Exercise directions
Output the full listing below exactly, without the pictures.

Data excerpts
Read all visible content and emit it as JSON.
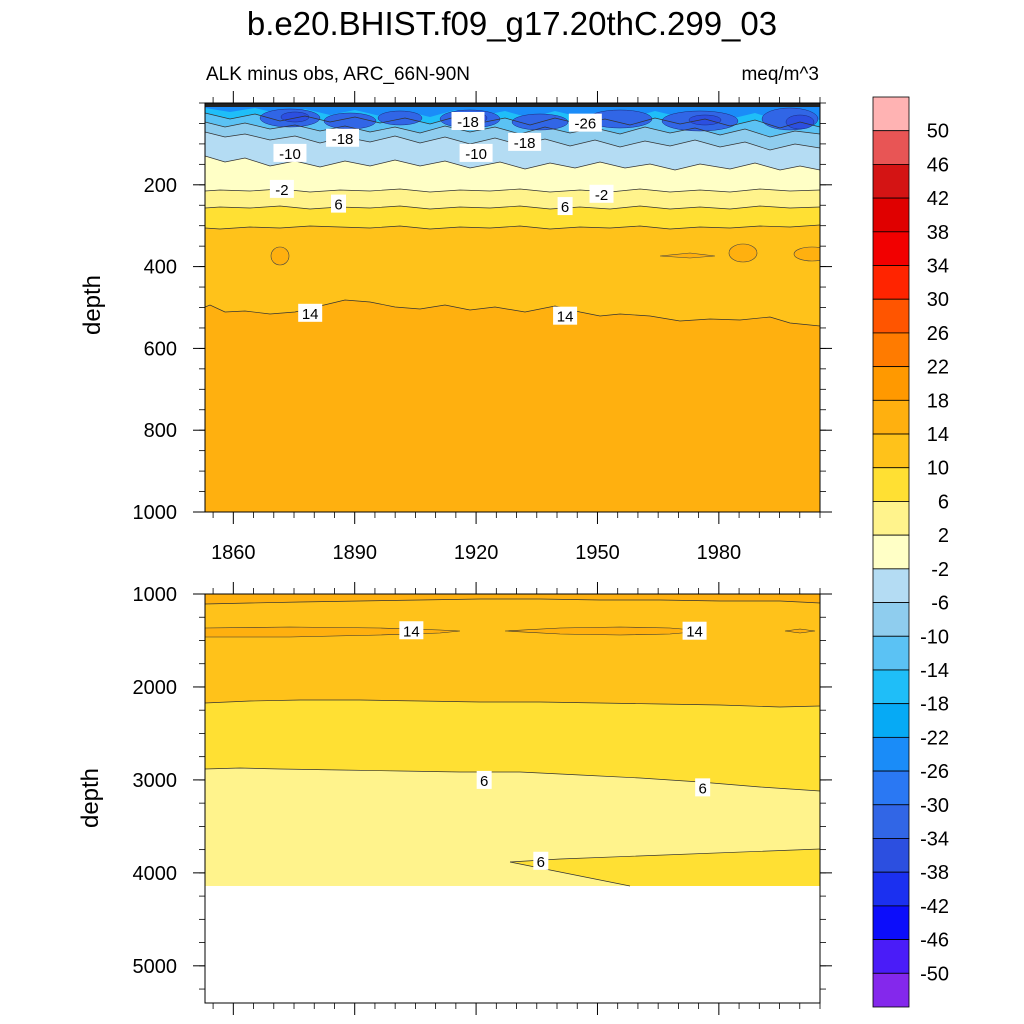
{
  "chart_data": {
    "type": "contour",
    "title": "b.e20.BHIST.f09_g17.20thC.299_03",
    "subtitle_left": "ALK minus obs, ARC_66N-90N",
    "subtitle_right": "meq/m^3",
    "xlabel": "",
    "x_ticks": [
      "1860",
      "1890",
      "1920",
      "1950",
      "1980"
    ],
    "xlim": [
      1853,
      2005
    ],
    "colorbar": {
      "levels": [
        "50",
        "46",
        "42",
        "38",
        "34",
        "30",
        "26",
        "22",
        "18",
        "14",
        "10",
        "6",
        "2",
        "-2",
        "-6",
        "-10",
        "-14",
        "-18",
        "-22",
        "-26",
        "-30",
        "-34",
        "-38",
        "-42",
        "-46",
        "-50"
      ],
      "colors": [
        "#ffb3b3",
        "#e85555",
        "#d41414",
        "#e00000",
        "#f20000",
        "#ff2400",
        "#ff5500",
        "#ff7b00",
        "#ff9900",
        "#ffb00f",
        "#ffc21a",
        "#ffe033",
        "#fff38c",
        "#ffffc6",
        "#b4dcf3",
        "#8fcdee",
        "#5bc2f4",
        "#1fbef8",
        "#06aaf5",
        "#1a8cf8",
        "#2a78f3",
        "#3166e6",
        "#2c4fe0",
        "#1b30f0",
        "#0c0dfb",
        "#4a1cf8",
        "#8428ec"
      ]
    },
    "panels": [
      {
        "name": "upper",
        "ylabel": "depth",
        "ylim": [
          0,
          1000
        ],
        "y_ticks": [
          "200",
          "400",
          "600",
          "800",
          "1000"
        ],
        "contour_labels": [
          {
            "text": "-18",
            "year": 1918,
            "depth": 44
          },
          {
            "text": "-26",
            "year": 1947,
            "depth": 48
          },
          {
            "text": "-18",
            "year": 1887,
            "depth": 85
          },
          {
            "text": "-18",
            "year": 1932,
            "depth": 95
          },
          {
            "text": "-10",
            "year": 1874,
            "depth": 122
          },
          {
            "text": "-10",
            "year": 1920,
            "depth": 122
          },
          {
            "text": "-2",
            "year": 1872,
            "depth": 210
          },
          {
            "text": "-2",
            "year": 1951,
            "depth": 222
          },
          {
            "text": "6",
            "year": 1886,
            "depth": 246
          },
          {
            "text": "6",
            "year": 1942,
            "depth": 252
          },
          {
            "text": "14",
            "year": 1879,
            "depth": 513
          },
          {
            "text": "14",
            "year": 1942,
            "depth": 520
          }
        ]
      },
      {
        "name": "lower",
        "ylabel": "depth",
        "ylim": [
          1000,
          5400
        ],
        "y_ticks": [
          "1000",
          "2000",
          "3000",
          "4000",
          "5000"
        ],
        "contour_labels": [
          {
            "text": "14",
            "year": 1904,
            "depth": 1390
          },
          {
            "text": "14",
            "year": 1974,
            "depth": 1395
          },
          {
            "text": "6",
            "year": 1922,
            "depth": 3000
          },
          {
            "text": "6",
            "year": 1976,
            "depth": 3080
          },
          {
            "text": "6",
            "year": 1936,
            "depth": 3870
          }
        ]
      }
    ]
  }
}
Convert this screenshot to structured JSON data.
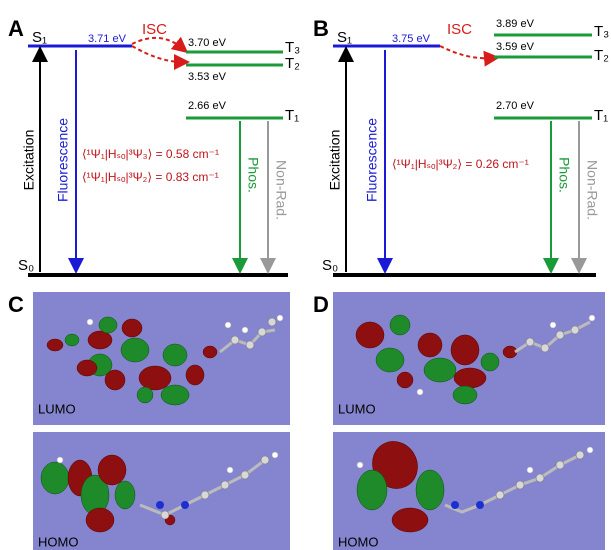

Response to this exercise
Read all visible content and emit it as JSON.
{
  "chart_data": {
    "type": "contour",
    "title": "b.e20.BHIST.f09_g17.20thC.299_03",
    "subtitle_left": "ALK minus obs, ARC_66N-90N",
    "subtitle_right": "meq/m^3",
    "xlabel": "",
    "x_ticks": [
      "1860",
      "1890",
      "1920",
      "1950",
      "1980"
    ],
    "xlim": [
      1853,
      2005
    ],
    "colorbar": {
      "levels": [
        "50",
        "46",
        "42",
        "38",
        "34",
        "30",
        "26",
        "22",
        "18",
        "14",
        "10",
        "6",
        "2",
        "-2",
        "-6",
        "-10",
        "-14",
        "-18",
        "-22",
        "-26",
        "-30",
        "-34",
        "-38",
        "-42",
        "-46",
        "-50"
      ],
      "colors": [
        "#ffb3b3",
        "#e85555",
        "#d41414",
        "#e00000",
        "#f20000",
        "#ff2400",
        "#ff5500",
        "#ff7b00",
        "#ff9900",
        "#ffb00f",
        "#ffc21a",
        "#ffe033",
        "#fff38c",
        "#ffffc6",
        "#b4dcf3",
        "#8fcdee",
        "#5bc2f4",
        "#1fbef8",
        "#06aaf5",
        "#1a8cf8",
        "#2a78f3",
        "#3166e6",
        "#2c4fe0",
        "#1b30f0",
        "#0c0dfb",
        "#4a1cf8",
        "#8428ec"
      ]
    },
    "panels": [
      {
        "name": "upper",
        "ylabel": "depth",
        "ylim": [
          0,
          1000
        ],
        "y_ticks": [
          "200",
          "400",
          "600",
          "800",
          "1000"
        ],
        "contour_labels": [
          {
            "text": "-18",
            "year": 1918,
            "depth": 44
          },
          {
            "text": "-26",
            "year": 1947,
            "depth": 48
          },
          {
            "text": "-18",
            "year": 1887,
            "depth": 85
          },
          {
            "text": "-18",
            "year": 1932,
            "depth": 95
          },
          {
            "text": "-10",
            "year": 1874,
            "depth": 122
          },
          {
            "text": "-10",
            "year": 1920,
            "depth": 122
          },
          {
            "text": "-2",
            "year": 1872,
            "depth": 210
          },
          {
            "text": "-2",
            "year": 1951,
            "depth": 222
          },
          {
            "text": "6",
            "year": 1886,
            "depth": 246
          },
          {
            "text": "6",
            "year": 1942,
            "depth": 252
          },
          {
            "text": "14",
            "year": 1879,
            "depth": 513
          },
          {
            "text": "14",
            "year": 1942,
            "depth": 520
          }
        ]
      },
      {
        "name": "lower",
        "ylabel": "depth",
        "ylim": [
          1000,
          5400
        ],
        "y_ticks": [
          "1000",
          "2000",
          "3000",
          "4000",
          "5000"
        ],
        "contour_labels": [
          {
            "text": "14",
            "year": 1904,
            "depth": 1390
          },
          {
            "text": "14",
            "year": 1974,
            "depth": 1395
          },
          {
            "text": "6",
            "year": 1922,
            "depth": 3000
          },
          {
            "text": "6",
            "year": 1976,
            "depth": 3080
          },
          {
            "text": "6",
            "year": 1936,
            "depth": 3870
          }
        ]
      }
    ]
  }
}
Convert this screenshot to structured JSON data.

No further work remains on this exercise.